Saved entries

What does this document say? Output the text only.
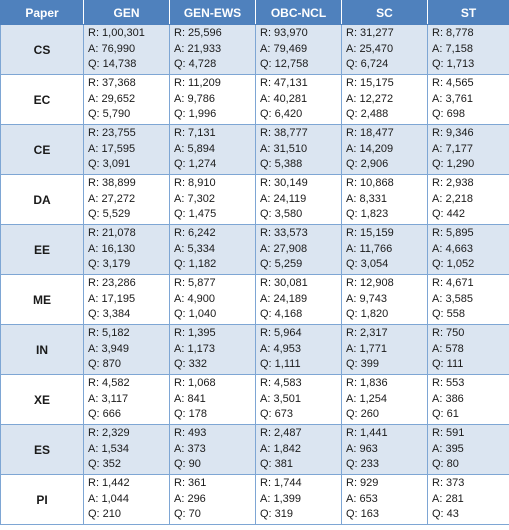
Paper	GEN	GEN-EWS	OBC-NCL	SC	ST
CS	R: 1,00,301
A: 76,990
Q: 14,738	R: 25,596
A: 21,933
Q: 4,728	R: 93,970
A: 79,469
Q: 12,758	R: 31,277
A: 25,470
Q: 6,724	R: 8,778
A: 7,158
Q: 1,713

EC	R: 37,368
A: 29,652
Q: 5,790	R: 11,209
A: 9,786
Q: 1,996	R: 47,131
A: 40,281
Q: 6,420	R: 15,175
A: 12,272
Q: 2,488	R: 4,565
A: 3,761
Q: 698

CE	R: 23,755
A: 17,595
Q: 3,091	R: 7,131
A: 5,894
Q: 1,274	R: 38,777
A: 31,510
Q: 5,388	R: 18,477
A: 14,209
Q: 2,906	R: 9,346
A: 7,177
Q: 1,290

DA	R: 38,899
A: 27,272
Q: 5,529	R: 8,910
A: 7,302
Q: 1,475	R: 30,149
A: 24,119
Q: 3,580	R: 10,868
A: 8,331
Q: 1,823	R: 2,938
A: 2,218
Q: 442

EE	R: 21,078
A: 16,130
Q: 3,179	R: 6,242
A: 5,334
Q: 1,182	R: 33,573
A: 27,908
Q: 5,259	R: 15,159
A: 11,766
Q: 3,054	R: 5,895
A: 4,663
Q: 1,052

ME	R: 23,286
A: 17,195
Q: 3,384	R: 5,877
A: 4,900
Q: 1,040	R: 30,081
A: 24,189
Q: 4,168	R: 12,908
A: 9,743
Q: 1,820	R: 4,671
A: 3,585
Q: 558

IN	R: 5,182
A: 3,949
Q: 870	R: 1,395
A: 1,173
Q: 332	R: 5,964
A: 4,953
Q: 1,111	R: 2,317
A: 1,771
Q: 399	R: 750
A: 578
Q: 111

XE	R: 4,582
A: 3,117
Q: 666	R: 1,068
A: 841
Q: 178	R: 4,583
A: 3,501
Q: 673	R: 1,836
A: 1,254
Q: 260	R: 553
A: 386
Q: 61

ES	R: 2,329
A: 1,534
Q: 352	R: 493
A: 373
Q: 90	R: 2,487
A: 1,842
Q: 381	R: 1,441
A: 963
Q: 233	R: 591
A: 395
Q: 80

PI	R: 1,442
A: 1,044
Q: 210	R: 361
A: 296
Q: 70	R: 1,744
A: 1,399
Q: 319	R: 929
A: 653
Q: 163	R: 373
A: 281
Q: 43
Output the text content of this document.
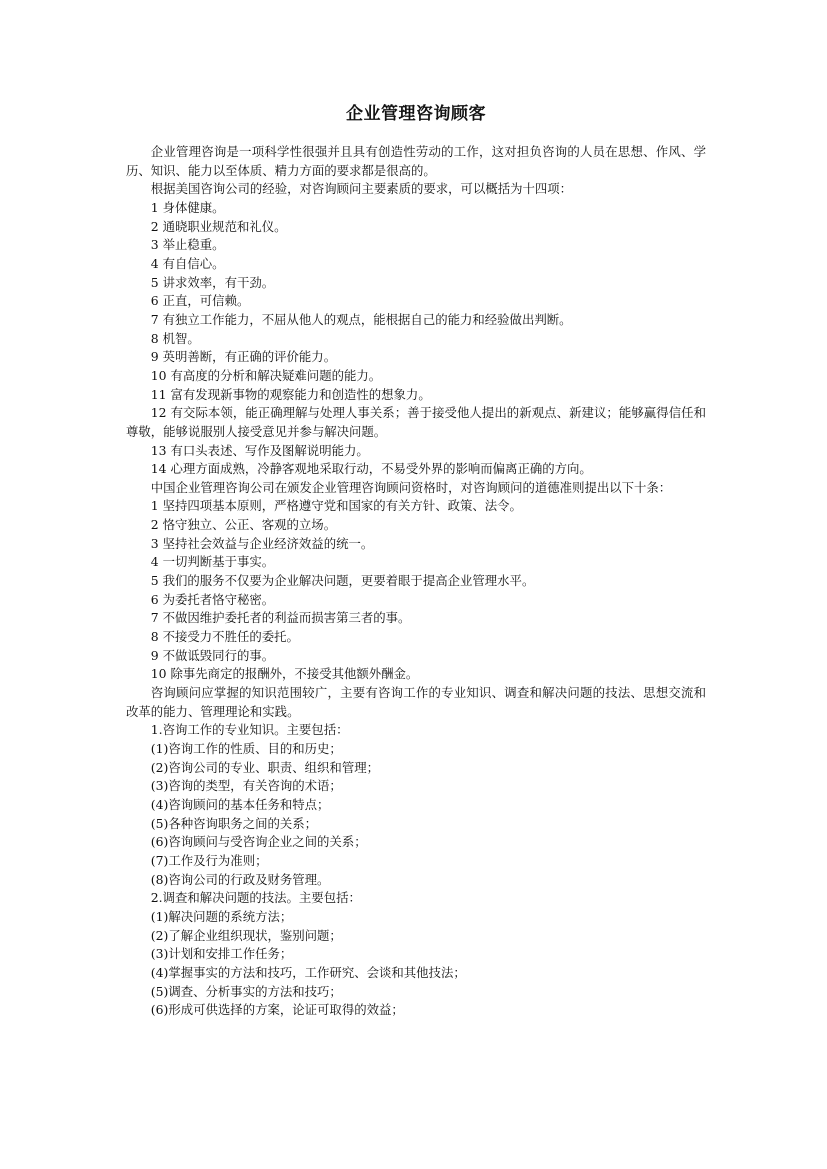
企业管理咨询顾客

企业管理咨询是一项科学性很强并且具有创造性劳动的工作，这对担负咨询的人员在思想、作风、学历、知识、能力以至体质、精力方面的要求都是很高的。

根据美国咨询公司的经验，对咨询顾问主要素质的要求，可以概括为十四项：

1 身体健康。

2 通晓职业规范和礼仪。

3 举止稳重。

4 有自信心。

5 讲求效率，有干劲。

6 正直，可信赖。

7 有独立工作能力，不屈从他人的观点，能根据自己的能力和经验做出判断。

8 机智。

9 英明善断，有正确的评价能力。

10 有高度的分析和解决疑难问题的能力。

11 富有发现新事物的观察能力和创造性的想象力。

12 有交际本领，能正确理解与处理人事关系；善于接受他人提出的新观点、新建议；能够赢得信任和尊敬，能够说服别人接受意见并参与解决问题。

13 有口头表述、写作及图解说明能力。

14 心理方面成熟，冷静客观地采取行动，不易受外界的影响而偏离正确的方向。

中国企业管理咨询公司在颁发企业管理咨询顾问资格时，对咨询顾问的道德准则提出以下十条：

1 坚持四项基本原则，严格遵守党和国家的有关方针、政策、法令。

2 恪守独立、公正、客观的立场。

3 坚持社会效益与企业经济效益的统一。

4 一切判断基于事实。

5 我们的服务不仅要为企业解决问题，更要着眼于提高企业管理水平。

6 为委托者恪守秘密。

7 不做因维护委托者的利益而损害第三者的事。

8 不接受力不胜任的委托。

9 不做诋毁同行的事。

10 除事先商定的报酬外，不接受其他额外酬金。

咨询顾问应掌握的知识范围较广，主要有咨询工作的专业知识、调查和解决问题的技法、思想交流和改革的能力、管理理论和实践。

1.咨询工作的专业知识。主要包括：

(1)咨询工作的性质、目的和历史；

(2)咨询公司的专业、职责、组织和管理；

(3)咨询的类型，有关咨询的术语；

(4)咨询顾问的基本任务和特点；

(5)各种咨询职务之间的关系；

(6)咨询顾问与受咨询企业之间的关系；

(7)工作及行为准则；

(8)咨询公司的行政及财务管理。

2.调查和解决问题的技法。主要包括：

(1)解决问题的系统方法；

(2)了解企业组织现状，鉴别问题；

(3)计划和安排工作任务；

(4)掌握事实的方法和技巧，工作研究、会谈和其他技法；

(5)调查、分析事实的方法和技巧；

(6)形成可供选择的方案，论证可取得的效益；
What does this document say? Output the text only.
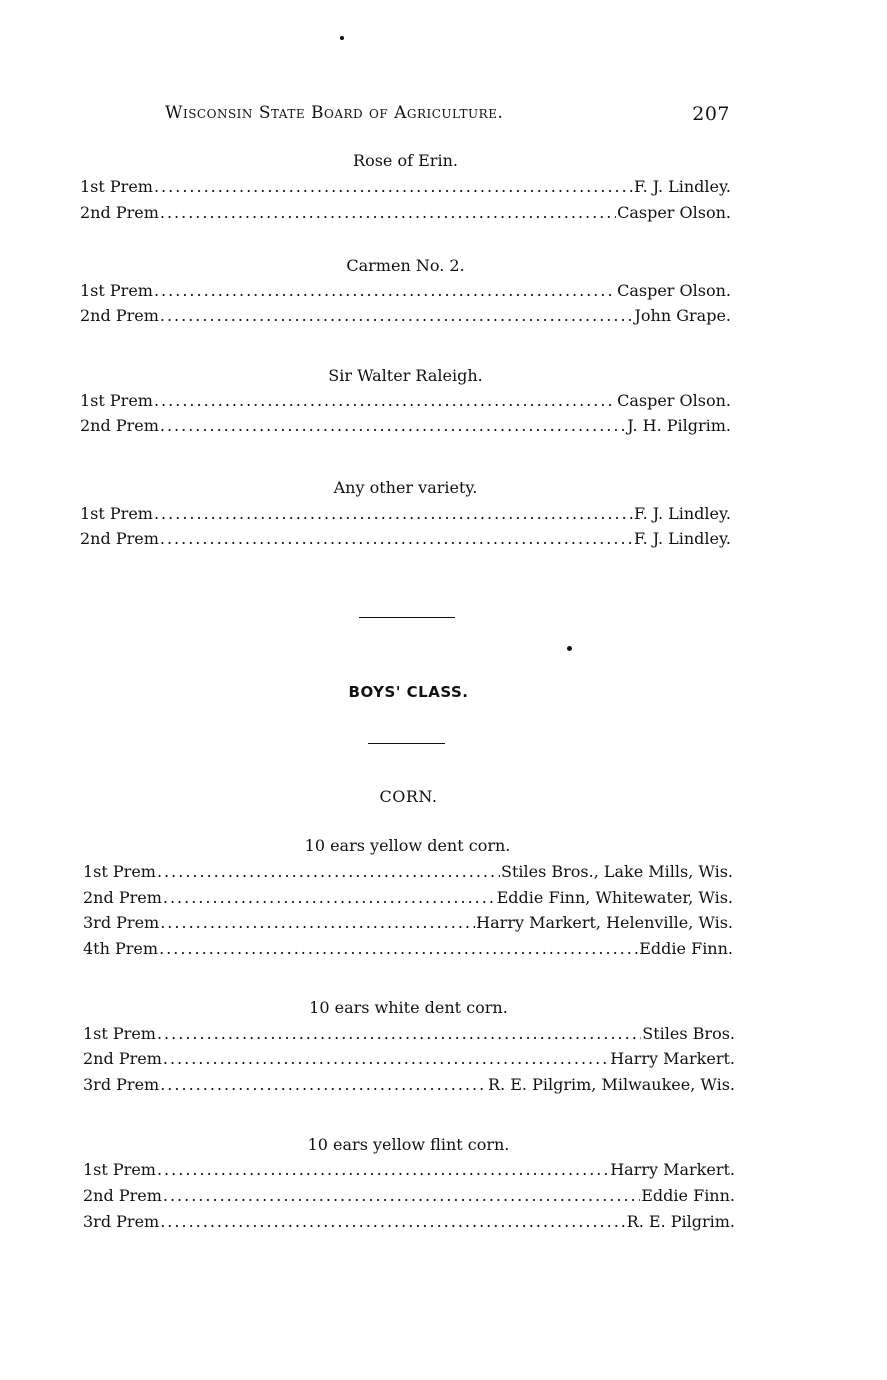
Wisconsin State Board of Agriculture.	207
Rose of Erin.
1st Prem .....	F. J. Lindley.
2nd Prem .....	Casper Olson.
Carmen No. 2.
1st Prem .....	Casper Olson.
2nd Prem .....	John Grape.
Sir Walter Raleigh.
1st Prem .....	Casper Olson.
2nd Prem .....	J. H. Pilgrim.
Any other variety.
1st Prem .....	F. J. Lindley.
2nd Prem .....	F. J. Lindley.
BOYS' CLASS.
CORN.
10 ears yellow dent corn.
1st Prem .....	Stiles Bros., Lake Mills, Wis.
2nd Prem .....	Eddie Finn, Whitewater, Wis.
3rd Prem .....	Harry Markert, Helenville, Wis.
4th Prem .....	Eddie Finn.
10 ears white dent corn.
1st Prem .....	Stiles Bros.
2nd Prem .....	Harry Markert.
3rd Prem .....	R. E. Pilgrim, Milwaukee, Wis.
10 ears yellow flint corn.
1st Prem .....	Harry Markert.
2nd Prem .....	Eddie Finn.
3rd Prem .....	R. E. Pilgrim.
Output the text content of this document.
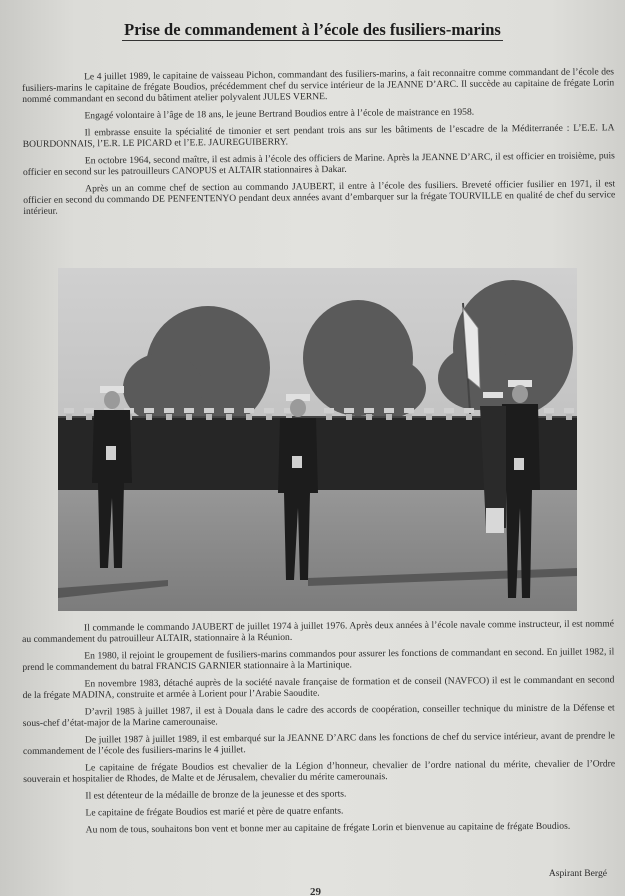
Prise de commandement à l’école des fusiliers-marins

Le 4 juillet 1989, le capitaine de vaisseau Pichon, commandant des fusiliers-marins, a fait reconnaitre comme commandant de l’école des fusiliers-marins le capitaine de frégate Boudios, précédemment chef du service intérieur de la JEANNE D’ARC. Il succède au capitaine de frégate Lorin nommé commandant en second du bâtiment atelier polyvalent JULES VERNE.

Engagé volontaire à l’âge de 18 ans, le jeune Bertrand Boudios entre à l’école de maistrance en 1958.

Il embrasse ensuite la spécialité de timonier et sert pendant trois ans sur les bâtiments de l’escadre de la Méditerranée : L’E.E. LA BOURDONNAIS, l’E.R. LE PICARD et l’E.E. JAUREGUIBERRY.

En octobre 1964, second maître, il est admis à l’école des officiers de Marine. Après la JEANNE D’ARC, il est officier en troisième, puis officier en second sur les patrouilleurs CANOPUS et ALTAIR stationnaires à Dakar.

Après un an comme chef de section au commando JAUBERT, il entre à l’école des fusiliers. Breveté officier fusilier en 1971, il est officier en second du commando DE PENFENTENYO pendant deux années avant d’embarquer sur la frégate TOURVILLE en qualité de chef du service intérieur.

Il commande le commando JAUBERT de juillet 1974 à juillet 1976. Après deux années à l’école navale comme instructeur, il est nommé au commandement du patrouilleur ALTAIR, stationnaire à la Réunion.

En 1980, il rejoint le groupement de fusiliers-marins commandos pour assurer les fonctions de commandant en second. En juillet 1982, il prend le commandement du batral FRANCIS GARNIER stationnaire à la Martinique.

En novembre 1983, détaché auprès de la société navale française de formation et de conseil (NAVFCO) il est le commandant en second de la frégate MADINA, construite et armée à Lorient pour l’Arabie Saoudite.

D’avril 1985 à juillet 1987, il est à Douala dans le cadre des accords de coopération, conseiller technique du ministre de la Défense et sous-chef d’état-major de la Marine camerounaise.

De juillet 1987 à juillet 1989, il est embarqué sur la JEANNE D’ARC dans les fonctions de chef du service intérieur, avant de prendre le commandement de l’école des fusiliers-marins le 4 juillet.

Le capitaine de frégate Boudios est chevalier de la Légion d’honneur, chevalier de l’ordre national du mérite, chevalier de l’Ordre souverain et hospitalier de Rhodes, de Malte et de Jérusalem, chevalier du mérite camerounais.

Il est détenteur de la médaille de bronze de la jeunesse et des sports.

Le capitaine de frégate Boudios est marié et père de quatre enfants.

Au nom de tous, souhaitons bon vent et bonne mer au capitaine de frégate Lorin et bienvenue au capitaine de frégate Boudios.

Aspirant Bergé
29
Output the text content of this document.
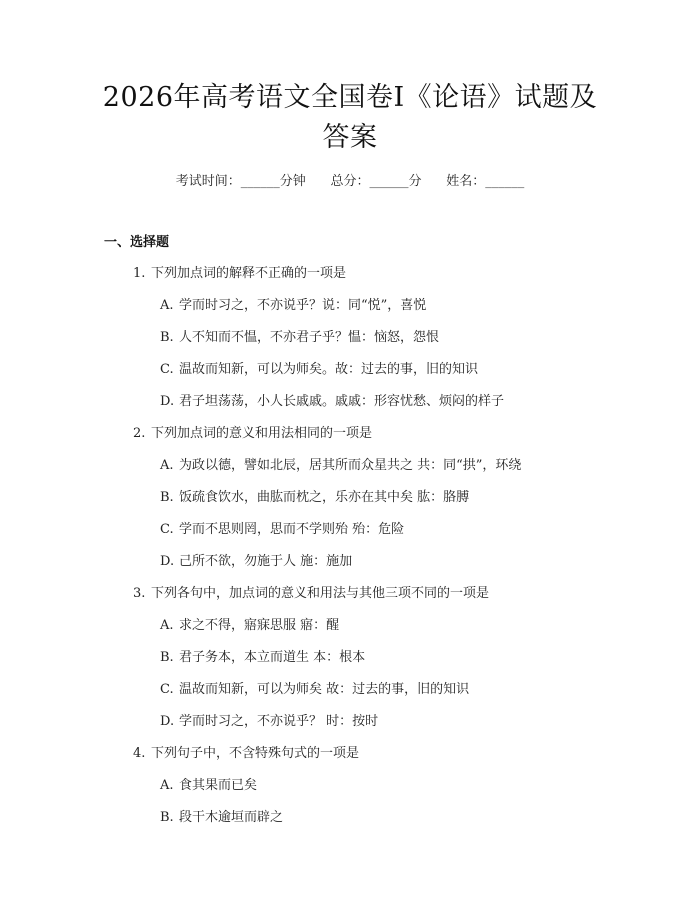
2026年高考语文全国卷I《论语》试题及答案
考试时间：______分钟      总分：______分      姓名：______
一、选择题
1. 下列加点词的解释不正确的一项是
A. 学而时习之，不亦说乎？说：同“悦”，喜悦
B. 人不知而不愠，不亦君子乎？愠：恼怒，怨恨
C. 温故而知新，可以为师矣。故：过去的事，旧的知识
D. 君子坦荡荡，小人长戚戚。戚戚：形容忧愁、烦闷的样子
2. 下列加点词的意义和用法相同的一项是
A. 为政以德，譬如北辰，居其所而众星共之 共：同“拱”，环绕
B. 饭疏食饮水，曲肱而枕之，乐亦在其中矣 肱：胳膊
C. 学而不思则罔，思而不学则殆 殆：危险
D. 己所不欲，勿施于人 施：施加
3. 下列各句中，加点词的意义和用法与其他三项不同的一项是
A. 求之不得，寤寐思服 寤：醒
B. 君子务本，本立而道生 本：根本
C. 温故而知新，可以为师矣 故：过去的事，旧的知识
D. 学而时习之，不亦说乎？ 时：按时
4. 下列句子中，不含特殊句式的一项是
A. 食其果而已矣
B. 段干木逾垣而辟之
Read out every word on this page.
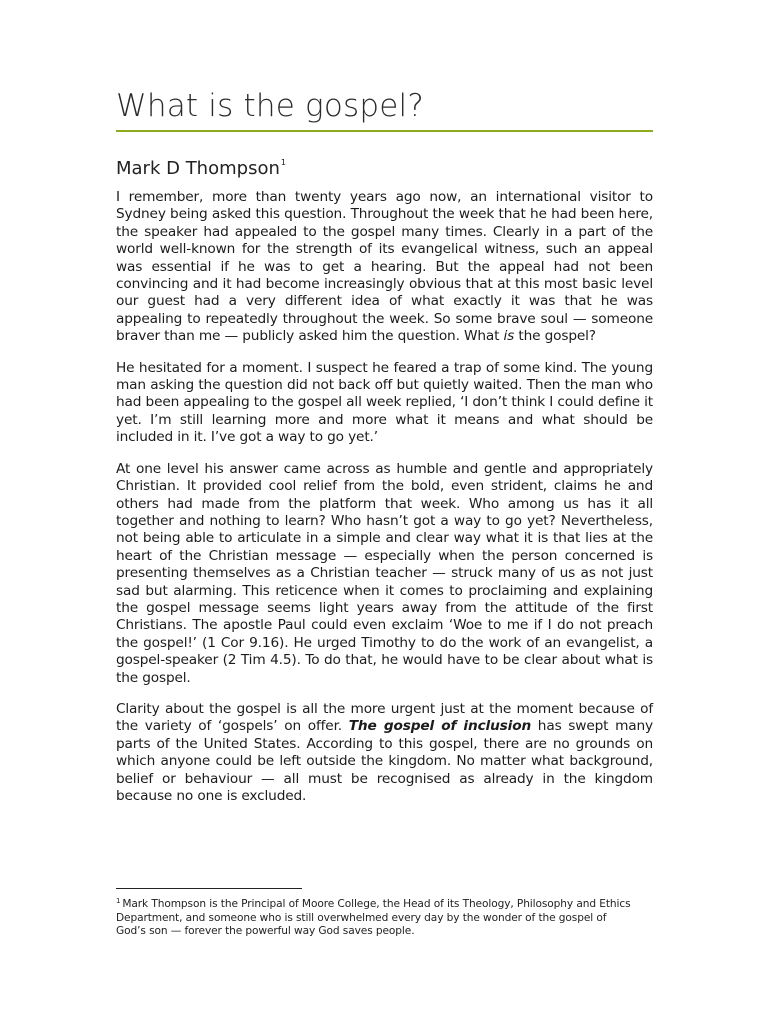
What is the gospel?
Mark D Thompson$^1$

I remember, more than twenty years ago now, an international visitor to Sydney being asked this question. Throughout the week that he had been here, the speaker had appealed to the gospel many times. Clearly in a part of the world well-known for the strength of its evangelical witness, such an appeal was essential if he was to get a hearing. But the appeal had not been convincing and it had become increasingly obvious that at this most basic level our guest had a very different idea of what exactly it was that he was appealing to repeatedly throughout the week. So some brave soul — someone braver than me — publicly asked him the question. What is the gospel?

He hesitated for a moment. I suspect he feared a trap of some kind. The young man asking the question did not back off but quietly waited. Then the man who had been appealing to the gospel all week replied, ‘I don’t think I could define it yet. I’m still learning more and more what it means and what should be included in it. I’ve got a way to go yet.’

At one level his answer came across as humble and gentle and appropriately Christian. It provided cool relief from the bold, even strident, claims he and others had made from the platform that week. Who among us has it all together and nothing to learn? Who hasn’t got a way to go yet? Nevertheless, not being able to articulate in a simple and clear way what it is that lies at the heart of the Christian message — especially when the person concerned is presenting themselves as a Christian teacher — struck many of us as not just sad but alarming. This reticence when it comes to proclaiming and explaining the gospel message seems light years away from the attitude of the first Christians. The apostle Paul could even exclaim ‘Woe to me if I do not preach the gospel!’ (1 Cor 9.16). He urged Timothy to do the work of an evangelist, a gospel-speaker (2 Tim 4.5). To do that, he would have to be clear about what is the gospel.

Clarity about the gospel is all the more urgent just at the moment because of the variety of ‘gospels’ on offer. The gospel of inclusion has swept many parts of the United States. According to this gospel, there are no grounds on which anyone could be left outside the kingdom. No matter what background, belief or behaviour — all must be recognised as already in the kingdom because no one is excluded.

$^1$ Mark Thompson is the Principal of Moore College, the Head of its Theology, Philosophy and Ethics Department, and someone who is still overwhelmed every day by the wonder of the gospel of God’s son — forever the powerful way God saves people.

__Exercise details__
Search the records for the word "capitaine". Copy every line that has it.

__The result__
Le 4 juillet 1989, le capitaine de vaisseau Pichon, commandant des fusiliers-marins, a fait reconnaitre comme commandant de l’école des fusiliers-marins le capitaine de frégate Boudios, précédemment chef du service intérieur de la JEANNE D’ARC. Il succède au capitaine de frégate Lorin nommé commandant en second du bâtiment atelier polyvalent JULES VERNE.
Le capitaine de frégate Boudios est chevalier de la Légion d’honneur, chevalier de l’ordre national du mérite, chevalier de l’Ordre souverain et hospitalier de Rhodes, de Malte et de Jérusalem, chevalier du mérite camerounais.
Le capitaine de frégate Boudios est marié et père de quatre enfants.
Au nom de tous, souhaitons bon vent et bonne mer au capitaine de frégate Lorin et bienvenue au capitaine de frégate Boudios.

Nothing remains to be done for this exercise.